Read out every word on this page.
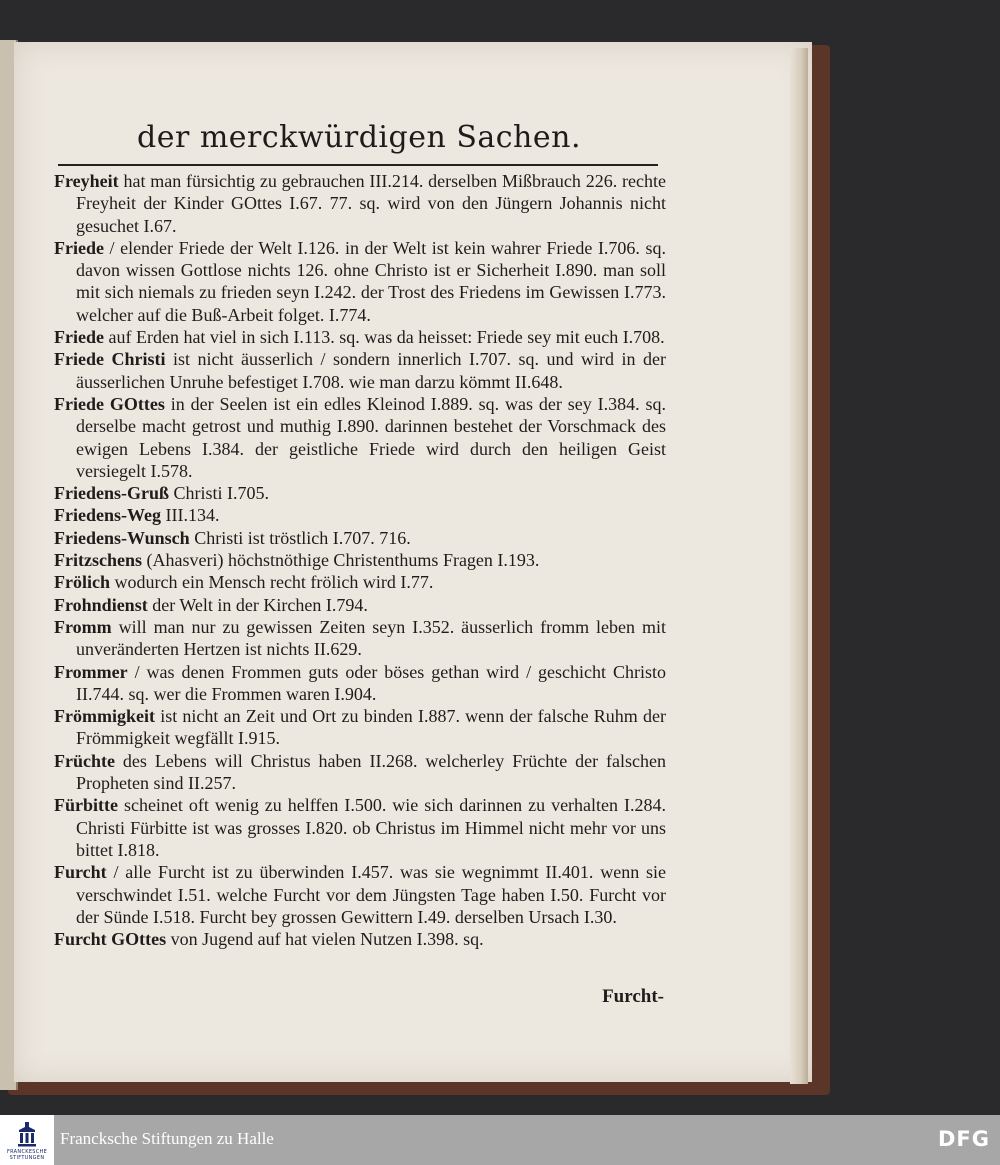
der merckwürdigen Sachen.

Freyheit hat man fürsichtig zu gebrauchen III.214. derselben Mißbrauch 226. rechte Freyheit der Kinder GOttes I.67. 77. sq. wird von den Jüngern Johannis nicht gesuchet I.67.

Friede / elender Friede der Welt I.126. in der Welt ist kein wahrer Friede I.706. sq. davon wissen Gottlose nichts 126. ohne Christo ist er Sicherheit I.890. man soll mit sich niemals zu frieden seyn I.242. der Trost des Friedens im Gewissen I.773. welcher auf die Buß-Arbeit folget. I.774.

Friede auf Erden hat viel in sich I.113. sq. was da heisset: Friede sey mit euch I.708.

Friede Christi ist nicht äusserlich / sondern innerlich I.707. sq. und wird in der äusserlichen Unruhe befestiget I.708. wie man darzu kömmt II.648.

Friede GOttes in der Seelen ist ein edles Kleinod I.889. sq. was der sey I.384. sq. derselbe macht getrost und muthig I.890. darinnen bestehet der Vorschmack des ewigen Lebens I.384. der geistliche Friede wird durch den heiligen Geist versiegelt I.578.

Friedens-Gruß Christi I.705.

Friedens-Weg III.134.

Friedens-Wunsch Christi ist tröstlich I.707. 716.

Fritzschens (Ahasveri) höchstnöthige Christenthums Fragen I.193.

Frölich wodurch ein Mensch recht frölich wird I.77.

Frohndienst der Welt in der Kirchen I.794.

Fromm will man nur zu gewissen Zeiten seyn I.352. äusserlich fromm leben mit unveränderten Hertzen ist nichts II.629.

Frommer / was denen Frommen guts oder böses gethan wird / geschicht Christo II.744. sq. wer die Frommen waren I.904.

Frömmigkeit ist nicht an Zeit und Ort zu binden I.887. wenn der falsche Ruhm der Frömmigkeit wegfällt I.915.

Früchte des Lebens will Christus haben II.268. welcherley Früchte der falschen Propheten sind II.257.

Fürbitte scheinet oft wenig zu helffen I.500. wie sich darinnen zu verhalten I.284. Christi Fürbitte ist was grosses I.820. ob Christus im Himmel nicht mehr vor uns bittet I.818.

Furcht / alle Furcht ist zu überwinden I.457. was sie wegnimmt II.401. wenn sie verschwindet I.51. welche Furcht vor dem Jüngsten Tage haben I.50. Furcht vor der Sünde I.518. Furcht bey grossen Gewittern I.49. derselben Ursach I.30.

Furcht GOttes von Jugend auf hat vielen Nutzen I.398. sq.

Furcht-
FRANCKESCHE
STIFTUNGEN
Francksche Stiftungen zu Halle	DFG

Set problem
Set down every record once more, word for word, without pictures.

Response below
Read out every word on this page.
der merckwürdigen Sachen.

Freyheit hat man fürsichtig zu gebrauchen III.214. derselben Mißbrauch 226. rechte Freyheit der Kinder GOttes I.67. 77. sq. wird von den Jüngern Johannis nicht gesuchet I.67.

Friede / elender Friede der Welt I.126. in der Welt ist kein wahrer Friede I.706. sq. davon wissen Gottlose nichts 126. ohne Christo ist er Sicherheit I.890. man soll mit sich niemals zu frieden seyn I.242. der Trost des Friedens im Gewissen I.773. welcher auf die Buß-Arbeit folget. I.774.

Friede auf Erden hat viel in sich I.113. sq. was da heisset: Friede sey mit euch I.708.

Friede Christi ist nicht äusserlich / sondern innerlich I.707. sq. und wird in der äusserlichen Unruhe befestiget I.708. wie man darzu kömmt II.648.

Friede GOttes in der Seelen ist ein edles Kleinod I.889. sq. was der sey I.384. sq. derselbe macht getrost und muthig I.890. darinnen bestehet der Vorschmack des ewigen Lebens I.384. der geistliche Friede wird durch den heiligen Geist versiegelt I.578.

Friedens-Gruß Christi I.705.

Friedens-Weg III.134.

Friedens-Wunsch Christi ist tröstlich I.707. 716.

Fritzschens (Ahasveri) höchstnöthige Christenthums Fragen I.193.

Frölich wodurch ein Mensch recht frölich wird I.77.

Frohndienst der Welt in der Kirchen I.794.

Fromm will man nur zu gewissen Zeiten seyn I.352. äusserlich fromm leben mit unveränderten Hertzen ist nichts II.629.

Frommer / was denen Frommen guts oder böses gethan wird / geschicht Christo II.744. sq. wer die Frommen waren I.904.

Frömmigkeit ist nicht an Zeit und Ort zu binden I.887. wenn der falsche Ruhm der Frömmigkeit wegfällt I.915.

Früchte des Lebens will Christus haben II.268. welcherley Früchte der falschen Propheten sind II.257.

Fürbitte scheinet oft wenig zu helffen I.500. wie sich darinnen zu verhalten I.284. Christi Fürbitte ist was grosses I.820. ob Christus im Himmel nicht mehr vor uns bittet I.818.

Furcht / alle Furcht ist zu überwinden I.457. was sie wegnimmt II.401. wenn sie verschwindet I.51. welche Furcht vor dem Jüngsten Tage haben I.50. Furcht vor der Sünde I.518. Furcht bey grossen Gewittern I.49. derselben Ursach I.30.

Furcht GOttes von Jugend auf hat vielen Nutzen I.398. sq.

Furcht-
FRANCKESCHE
STIFTUNGEN
Francksche Stiftungen zu Halle	DFG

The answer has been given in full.